> [Data records]

##########

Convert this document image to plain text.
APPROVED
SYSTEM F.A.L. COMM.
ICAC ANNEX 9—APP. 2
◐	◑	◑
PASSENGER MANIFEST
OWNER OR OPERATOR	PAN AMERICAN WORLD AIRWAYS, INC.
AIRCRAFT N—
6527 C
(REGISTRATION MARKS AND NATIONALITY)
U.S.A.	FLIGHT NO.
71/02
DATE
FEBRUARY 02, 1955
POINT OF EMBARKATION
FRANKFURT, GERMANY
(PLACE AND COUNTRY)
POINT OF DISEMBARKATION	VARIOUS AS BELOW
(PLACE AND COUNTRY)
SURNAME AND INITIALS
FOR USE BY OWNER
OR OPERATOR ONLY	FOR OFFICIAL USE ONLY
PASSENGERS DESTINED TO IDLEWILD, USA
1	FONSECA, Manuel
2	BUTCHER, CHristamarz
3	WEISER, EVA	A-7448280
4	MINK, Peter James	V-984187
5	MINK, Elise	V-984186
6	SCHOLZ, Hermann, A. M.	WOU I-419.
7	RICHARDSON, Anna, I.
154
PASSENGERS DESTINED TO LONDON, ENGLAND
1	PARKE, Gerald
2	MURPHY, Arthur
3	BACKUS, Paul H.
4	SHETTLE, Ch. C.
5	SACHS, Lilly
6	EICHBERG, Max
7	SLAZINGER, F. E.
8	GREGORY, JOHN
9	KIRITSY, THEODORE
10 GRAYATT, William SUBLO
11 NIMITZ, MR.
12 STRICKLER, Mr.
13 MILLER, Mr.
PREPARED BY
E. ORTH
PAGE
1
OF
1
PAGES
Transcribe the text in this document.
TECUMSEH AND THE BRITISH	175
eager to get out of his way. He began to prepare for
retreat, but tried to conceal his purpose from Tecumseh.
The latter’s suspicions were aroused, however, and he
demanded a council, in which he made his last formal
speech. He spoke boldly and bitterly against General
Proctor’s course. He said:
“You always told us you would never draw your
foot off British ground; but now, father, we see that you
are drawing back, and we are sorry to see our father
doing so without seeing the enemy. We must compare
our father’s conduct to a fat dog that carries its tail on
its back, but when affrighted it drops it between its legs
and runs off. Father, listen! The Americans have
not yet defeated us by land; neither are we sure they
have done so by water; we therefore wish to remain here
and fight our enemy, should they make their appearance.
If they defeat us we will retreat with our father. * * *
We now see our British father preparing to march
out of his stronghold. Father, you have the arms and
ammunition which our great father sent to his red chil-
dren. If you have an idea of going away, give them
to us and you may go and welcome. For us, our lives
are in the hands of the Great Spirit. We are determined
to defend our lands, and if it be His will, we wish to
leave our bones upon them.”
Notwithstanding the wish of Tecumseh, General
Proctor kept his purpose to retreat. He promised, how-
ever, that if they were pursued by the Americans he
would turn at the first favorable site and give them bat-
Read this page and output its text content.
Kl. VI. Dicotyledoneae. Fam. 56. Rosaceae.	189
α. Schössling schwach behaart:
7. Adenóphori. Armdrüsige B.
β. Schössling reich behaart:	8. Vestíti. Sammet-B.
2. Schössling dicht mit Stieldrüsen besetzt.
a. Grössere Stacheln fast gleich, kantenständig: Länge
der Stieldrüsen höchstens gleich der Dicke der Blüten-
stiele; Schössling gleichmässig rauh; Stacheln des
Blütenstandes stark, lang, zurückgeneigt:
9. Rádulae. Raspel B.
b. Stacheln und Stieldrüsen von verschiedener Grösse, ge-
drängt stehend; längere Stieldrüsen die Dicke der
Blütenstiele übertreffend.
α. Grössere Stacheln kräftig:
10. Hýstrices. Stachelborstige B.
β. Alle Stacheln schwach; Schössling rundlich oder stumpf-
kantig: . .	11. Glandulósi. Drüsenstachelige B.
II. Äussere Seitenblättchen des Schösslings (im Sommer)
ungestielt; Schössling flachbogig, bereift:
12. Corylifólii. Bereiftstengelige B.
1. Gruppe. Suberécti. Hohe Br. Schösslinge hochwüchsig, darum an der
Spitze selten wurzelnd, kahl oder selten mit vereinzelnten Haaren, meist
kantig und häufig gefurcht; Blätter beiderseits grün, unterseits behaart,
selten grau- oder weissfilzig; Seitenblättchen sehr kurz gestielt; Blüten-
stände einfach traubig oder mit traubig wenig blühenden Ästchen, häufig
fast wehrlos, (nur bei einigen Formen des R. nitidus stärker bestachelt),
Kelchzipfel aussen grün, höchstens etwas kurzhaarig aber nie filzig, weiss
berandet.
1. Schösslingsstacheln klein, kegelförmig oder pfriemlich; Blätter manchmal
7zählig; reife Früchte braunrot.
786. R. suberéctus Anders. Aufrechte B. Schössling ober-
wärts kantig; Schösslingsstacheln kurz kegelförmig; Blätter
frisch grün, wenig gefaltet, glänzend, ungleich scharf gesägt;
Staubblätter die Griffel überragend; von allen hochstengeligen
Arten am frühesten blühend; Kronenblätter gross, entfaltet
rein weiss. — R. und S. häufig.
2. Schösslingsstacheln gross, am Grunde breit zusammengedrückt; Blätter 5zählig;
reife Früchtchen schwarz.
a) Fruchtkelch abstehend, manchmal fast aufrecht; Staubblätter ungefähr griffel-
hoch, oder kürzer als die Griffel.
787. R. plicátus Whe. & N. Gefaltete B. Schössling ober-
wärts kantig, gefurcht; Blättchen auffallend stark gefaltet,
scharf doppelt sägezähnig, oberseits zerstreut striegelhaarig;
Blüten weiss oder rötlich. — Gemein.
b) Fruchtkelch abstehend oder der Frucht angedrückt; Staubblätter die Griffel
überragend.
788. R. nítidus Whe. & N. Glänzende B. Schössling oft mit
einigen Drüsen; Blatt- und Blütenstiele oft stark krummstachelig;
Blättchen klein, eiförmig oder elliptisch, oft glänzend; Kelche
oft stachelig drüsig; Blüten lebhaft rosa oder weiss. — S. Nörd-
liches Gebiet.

##########

> [Exercise directions] Look through the data above. Each line containing the word "kantig" needs to be copied.

> [Response to this exercise]
kantig: . .	11. Glandulósi. Drüsenstachelige B.
kantig und häufig gefurcht; Blätter beiderseits grün, unterseits behaart,
wärts kantig; Schösslingsstacheln kurz kegelförmig; Blätter
wärts kantig, gefurcht; Blättchen auffallend stark gefaltet,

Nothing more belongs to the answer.